• Task to carry out:
Lift every line from the entries that includes the word "open".

• Supplied data:
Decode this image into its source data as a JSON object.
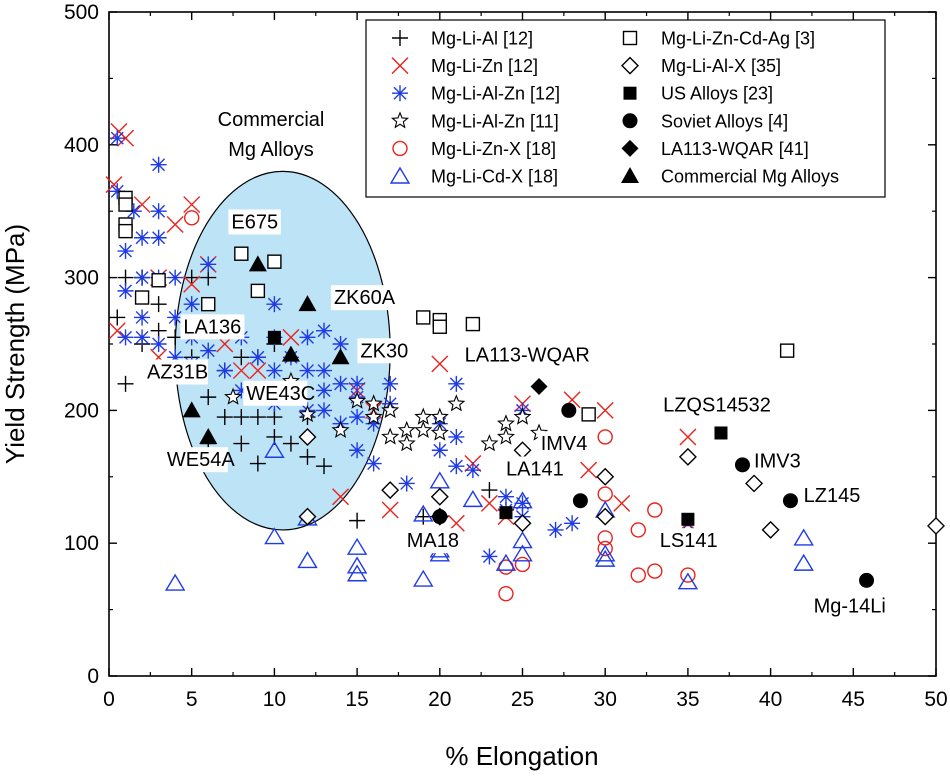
{
  "chart_data": {
    "type": "scatter",
    "title": "",
    "xlabel": "% Elongation",
    "ylabel": "Yield Strength (MPa)",
    "xlim": [
      0,
      50
    ],
    "ylim": [
      0,
      500
    ],
    "xticks": [
      "0",
      "5",
      "10",
      "15",
      "20",
      "25",
      "30",
      "35",
      "40",
      "45",
      "50"
    ],
    "yticks": [
      "0",
      "100",
      "200",
      "300",
      "400",
      "500"
    ],
    "legend_position": "top-right",
    "region": {
      "label_line1": "Commercial",
      "label_line2": "Mg Alloys",
      "color": "#bde3f7",
      "cx": 10.5,
      "cy": 245,
      "rx": 6.5,
      "ry": 135
    },
    "series": [
      {
        "name": "Mg-Li-Al [12]",
        "marker": "plus",
        "color": "#000000",
        "points": [
          [
            0.5,
            270
          ],
          [
            1,
            300
          ],
          [
            1,
            220
          ],
          [
            2,
            300
          ],
          [
            2,
            250
          ],
          [
            3,
            280
          ],
          [
            3,
            260
          ],
          [
            4,
            255
          ],
          [
            5,
            240
          ],
          [
            5,
            300
          ],
          [
            6,
            300
          ],
          [
            6,
            210
          ],
          [
            6,
            175
          ],
          [
            7,
            230
          ],
          [
            7,
            195
          ],
          [
            8,
            240
          ],
          [
            8,
            195
          ],
          [
            8,
            175
          ],
          [
            9,
            240
          ],
          [
            9,
            195
          ],
          [
            9,
            160
          ],
          [
            10,
            250
          ],
          [
            10,
            195
          ],
          [
            10,
            180
          ],
          [
            11,
            175
          ],
          [
            12,
            195
          ],
          [
            12,
            165
          ],
          [
            13,
            158
          ],
          [
            15,
            117
          ],
          [
            19,
            120
          ],
          [
            23,
            140
          ]
        ]
      },
      {
        "name": "Mg-Li-Zn [12]",
        "marker": "x",
        "color": "#e8231d",
        "points": [
          [
            0.3,
            370
          ],
          [
            0.5,
            260
          ],
          [
            0.6,
            410
          ],
          [
            1,
            405
          ],
          [
            2,
            355
          ],
          [
            3,
            300
          ],
          [
            3,
            240
          ],
          [
            4,
            340
          ],
          [
            5,
            355
          ],
          [
            5,
            295
          ],
          [
            6,
            310
          ],
          [
            7,
            250
          ],
          [
            8,
            230
          ],
          [
            9,
            230
          ],
          [
            11,
            255
          ],
          [
            14,
            135
          ],
          [
            15,
            215
          ],
          [
            16,
            200
          ],
          [
            17,
            125
          ],
          [
            20,
            235
          ],
          [
            21,
            115
          ],
          [
            22,
            160
          ],
          [
            23,
            130
          ],
          [
            24,
            120
          ],
          [
            25,
            205
          ],
          [
            28,
            208
          ],
          [
            30,
            200
          ],
          [
            29,
            155
          ],
          [
            31,
            130
          ],
          [
            35,
            180
          ]
        ]
      },
      {
        "name": "Mg-Li-Al-Zn [12]",
        "marker": "asterisk",
        "color": "#1f3be6",
        "points": [
          [
            0.5,
            405
          ],
          [
            0.5,
            365
          ],
          [
            1,
            320
          ],
          [
            1,
            290
          ],
          [
            1,
            255
          ],
          [
            1.5,
            350
          ],
          [
            2,
            330
          ],
          [
            2,
            300
          ],
          [
            2,
            270
          ],
          [
            2,
            255
          ],
          [
            3,
            385
          ],
          [
            3,
            350
          ],
          [
            3,
            330
          ],
          [
            3,
            300
          ],
          [
            3,
            250
          ],
          [
            4,
            300
          ],
          [
            4,
            270
          ],
          [
            4,
            240
          ],
          [
            5,
            280
          ],
          [
            5,
            255
          ],
          [
            5,
            235
          ],
          [
            6,
            310
          ],
          [
            6,
            265
          ],
          [
            6,
            245
          ],
          [
            7,
            230
          ],
          [
            8,
            255
          ],
          [
            8,
            215
          ],
          [
            9,
            240
          ],
          [
            9,
            210
          ],
          [
            10,
            280
          ],
          [
            10,
            255
          ],
          [
            10,
            230
          ],
          [
            10,
            205
          ],
          [
            11,
            240
          ],
          [
            11,
            215
          ],
          [
            12,
            255
          ],
          [
            12,
            230
          ],
          [
            12,
            200
          ],
          [
            13,
            260
          ],
          [
            13,
            230
          ],
          [
            13,
            215
          ],
          [
            13,
            200
          ],
          [
            14,
            250
          ],
          [
            14,
            220
          ],
          [
            14,
            190
          ],
          [
            15,
            220
          ],
          [
            15,
            210
          ],
          [
            15,
            195
          ],
          [
            15,
            170
          ],
          [
            16,
            190
          ],
          [
            16,
            160
          ],
          [
            17,
            220
          ],
          [
            17,
            205
          ],
          [
            18,
            145
          ],
          [
            20,
            190
          ],
          [
            20,
            170
          ],
          [
            21,
            220
          ],
          [
            21,
            180
          ],
          [
            21,
            158
          ],
          [
            22,
            155
          ],
          [
            23,
            90
          ],
          [
            24,
            135
          ],
          [
            24,
            125
          ],
          [
            25,
            200
          ],
          [
            25,
            130
          ],
          [
            25,
            120
          ],
          [
            27,
            110
          ],
          [
            28,
            115
          ]
        ]
      },
      {
        "name": "Mg-Li-Al-Zn [11]",
        "marker": "star",
        "color": "#000000",
        "points": [
          [
            7.5,
            210
          ],
          [
            11,
            222
          ],
          [
            12,
            197
          ],
          [
            14,
            185
          ],
          [
            15,
            207
          ],
          [
            16,
            205
          ],
          [
            16,
            195
          ],
          [
            17,
            200
          ],
          [
            17,
            180
          ],
          [
            18,
            185
          ],
          [
            18,
            175
          ],
          [
            19,
            195
          ],
          [
            19,
            185
          ],
          [
            20,
            195
          ],
          [
            20,
            183
          ],
          [
            21,
            205
          ],
          [
            23,
            175
          ],
          [
            24,
            180
          ],
          [
            24,
            190
          ],
          [
            25,
            195
          ],
          [
            26,
            183
          ],
          [
            27,
            177
          ]
        ]
      },
      {
        "name": "Mg-Li-Zn-X [18]",
        "marker": "circle-open",
        "color": "#e8231d",
        "points": [
          [
            5,
            345
          ],
          [
            24,
            82
          ],
          [
            24,
            62
          ],
          [
            25,
            84
          ],
          [
            30,
            180
          ],
          [
            30,
            137
          ],
          [
            30,
            104
          ],
          [
            30,
            96
          ],
          [
            32,
            110
          ],
          [
            32,
            76
          ],
          [
            33,
            125
          ],
          [
            33,
            79
          ],
          [
            35,
            108
          ],
          [
            35,
            76
          ]
        ]
      },
      {
        "name": "Mg-Li-Cd-X [18]",
        "marker": "triangle-open",
        "color": "#1f3be6",
        "points": [
          [
            4,
            70
          ],
          [
            10,
            105
          ],
          [
            10,
            170
          ],
          [
            12,
            87
          ],
          [
            12,
            119
          ],
          [
            15,
            97
          ],
          [
            15,
            83
          ],
          [
            15,
            77
          ],
          [
            19,
            73
          ],
          [
            19,
            122
          ],
          [
            20,
            92
          ],
          [
            20,
            95
          ],
          [
            20,
            147
          ],
          [
            22,
            133
          ],
          [
            24,
            85
          ],
          [
            25,
            92
          ],
          [
            25,
            102
          ],
          [
            25,
            132
          ],
          [
            30,
            88
          ],
          [
            30,
            92
          ],
          [
            30,
            125
          ],
          [
            35,
            71
          ],
          [
            35,
            110
          ],
          [
            42,
            104
          ],
          [
            42,
            85
          ]
        ]
      },
      {
        "name": "Mg-Li-Zn-Cd-Ag [3]",
        "marker": "square-open",
        "color": "#000000",
        "points": [
          [
            1,
            360
          ],
          [
            1,
            355
          ],
          [
            1,
            340
          ],
          [
            1,
            335
          ],
          [
            2,
            285
          ],
          [
            3,
            298
          ],
          [
            6,
            280
          ],
          [
            8,
            318
          ],
          [
            9,
            290
          ],
          [
            10,
            312
          ],
          [
            19,
            270
          ],
          [
            20,
            268
          ],
          [
            20,
            263
          ],
          [
            22,
            265
          ],
          [
            29,
            197
          ],
          [
            41,
            245
          ]
        ]
      },
      {
        "name": "Mg-Li-Al-X [35]",
        "marker": "diamond-open",
        "color": "#000000",
        "points": [
          [
            12,
            180
          ],
          [
            12,
            120
          ],
          [
            17,
            140
          ],
          [
            20,
            135
          ],
          [
            20,
            120
          ],
          [
            25,
            170
          ],
          [
            25,
            115
          ],
          [
            30,
            150
          ],
          [
            30,
            120
          ],
          [
            35,
            165
          ],
          [
            39,
            145
          ],
          [
            40,
            110
          ],
          [
            50,
            113
          ]
        ]
      },
      {
        "name": "US Alloys [23]",
        "marker": "square-filled",
        "color": "#000000",
        "points": [
          [
            24,
            123
          ],
          [
            35,
            118
          ],
          [
            37,
            183
          ]
        ]
      },
      {
        "name": "Soviet Alloys [4]",
        "marker": "circle-filled",
        "color": "#000000",
        "points": [
          [
            20,
            120
          ],
          [
            27.8,
            200
          ],
          [
            28.5,
            132
          ],
          [
            38.3,
            159
          ],
          [
            41.2,
            132
          ],
          [
            45.8,
            72
          ]
        ]
      },
      {
        "name": "LA113-WQAR [41]",
        "marker": "diamond-filled",
        "color": "#000000",
        "points": [
          [
            26,
            218
          ]
        ]
      },
      {
        "name": "Commercial Mg Alloys",
        "marker": "triangle-filled",
        "color": "#000000",
        "points": [
          [
            9,
            310
          ],
          [
            12,
            280
          ],
          [
            11,
            242
          ],
          [
            14,
            240
          ],
          [
            5,
            200
          ],
          [
            6,
            180
          ]
        ]
      },
      {
        "name": "",
        "marker": "square-filled",
        "color": "#000000",
        "legend": false,
        "points": [
          [
            10,
            255
          ]
        ]
      }
    ],
    "annotations": [
      {
        "text": "E675",
        "x": 7.4,
        "y": 337
      },
      {
        "text": "ZK60A",
        "x": 13.6,
        "y": 280
      },
      {
        "text": "LA136",
        "x": 4.5,
        "y": 258
      },
      {
        "text": "ZK30",
        "x": 15.2,
        "y": 240
      },
      {
        "text": "AZ31B",
        "x": 2.3,
        "y": 224
      },
      {
        "text": "WE43C",
        "x": 8.3,
        "y": 208
      },
      {
        "text": "WE54A",
        "x": 3.5,
        "y": 158
      },
      {
        "text": "LA113-WQAR",
        "x": 21.5,
        "y": 237
      },
      {
        "text": "LZQS14532",
        "x": 33.5,
        "y": 199
      },
      {
        "text": "IMV4",
        "x": 26.1,
        "y": 170
      },
      {
        "text": "IMV3",
        "x": 39.0,
        "y": 157
      },
      {
        "text": "LA141",
        "x": 24.0,
        "y": 151
      },
      {
        "text": "LZ145",
        "x": 42.0,
        "y": 131
      },
      {
        "text": "MA18",
        "x": 18.0,
        "y": 97
      },
      {
        "text": "LS141",
        "x": 33.3,
        "y": 97
      },
      {
        "text": "Mg-14Li",
        "x": 42.6,
        "y": 48
      }
    ]
  }
}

• Result of this task:
        "marker": "circle-open",
        "marker": "triangle-open",
        "marker": "square-open",
        "marker": "diamond-open",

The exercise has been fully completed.